◆ EXERCISE DETAILS: Please repeat all of the lines that follow, exactly as written.

[BEGIN]

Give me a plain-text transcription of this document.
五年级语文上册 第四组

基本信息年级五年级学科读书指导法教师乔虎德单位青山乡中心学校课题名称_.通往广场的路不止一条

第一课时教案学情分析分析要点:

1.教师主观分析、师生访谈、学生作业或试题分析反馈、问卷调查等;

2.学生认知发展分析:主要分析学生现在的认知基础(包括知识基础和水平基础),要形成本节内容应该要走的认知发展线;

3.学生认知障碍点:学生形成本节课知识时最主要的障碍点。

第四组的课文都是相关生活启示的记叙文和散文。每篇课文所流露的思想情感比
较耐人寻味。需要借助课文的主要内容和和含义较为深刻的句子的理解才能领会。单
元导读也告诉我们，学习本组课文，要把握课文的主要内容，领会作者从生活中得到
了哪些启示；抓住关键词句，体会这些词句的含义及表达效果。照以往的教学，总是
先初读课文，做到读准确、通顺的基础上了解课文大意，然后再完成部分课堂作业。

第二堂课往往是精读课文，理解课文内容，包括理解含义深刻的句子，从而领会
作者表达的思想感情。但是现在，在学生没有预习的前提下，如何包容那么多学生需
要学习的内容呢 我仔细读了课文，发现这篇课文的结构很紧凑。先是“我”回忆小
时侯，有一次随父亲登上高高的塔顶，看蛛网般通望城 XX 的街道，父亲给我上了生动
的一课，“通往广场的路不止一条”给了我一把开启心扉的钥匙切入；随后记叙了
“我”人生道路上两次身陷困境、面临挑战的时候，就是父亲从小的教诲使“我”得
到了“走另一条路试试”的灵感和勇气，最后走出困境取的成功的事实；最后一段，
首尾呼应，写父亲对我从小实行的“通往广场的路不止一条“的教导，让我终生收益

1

[END]

◆ SOLUTION:
Give me a plain-text transcription of this document.
五年级语文上册 第四组

基本信息年级五年级学科读书指导法教师乔虎德单位青山乡中心学校课题名称_.通往广场的路不止一条

第一课时教案学情分析分析要点:

1.教师主观分析、师生访谈、学生作业或试题分析反馈、问卷调查等;

2.学生认知发展分析:主要分析学生现在的认知基础(包括知识基础和水平基础),要形成本节内容应该要走的认知发展线;

3.学生认知障碍点:学生形成本节课知识时最主要的障碍点。

第四组的课文都是相关生活启示的记叙文和散文。每篇课文所流露的思想情感比
较耐人寻味。需要借助课文的主要内容和和含义较为深刻的句子的理解才能领会。单
元导读也告诉我们，学习本组课文，要把握课文的主要内容，领会作者从生活中得到
了哪些启示；抓住关键词句，体会这些词句的含义及表达效果。照以往的教学，总是
先初读课文，做到读准确、通顺的基础上了解课文大意，然后再完成部分课堂作业。

第二堂课往往是精读课文，理解课文内容，包括理解含义深刻的句子，从而领会
作者表达的思想感情。但是现在，在学生没有预习的前提下，如何包容那么多学生需
要学习的内容呢 我仔细读了课文，发现这篇课文的结构很紧凑。先是“我”回忆小
时侯，有一次随父亲登上高高的塔顶，看蛛网般通望城 XX 的街道，父亲给我上了生动
的一课，“通往广场的路不止一条”给了我一把开启心扉的钥匙切入；随后记叙了
“我”人生道路上两次身陷困境、面临挑战的时候，就是父亲从小的教诲使“我”得
到了“走另一条路试试”的灵感和勇气，最后走出困境取的成功的事实；最后一段，
首尾呼应，写父亲对我从小实行的“通往广场的路不止一条“的教导，让我终生收益

1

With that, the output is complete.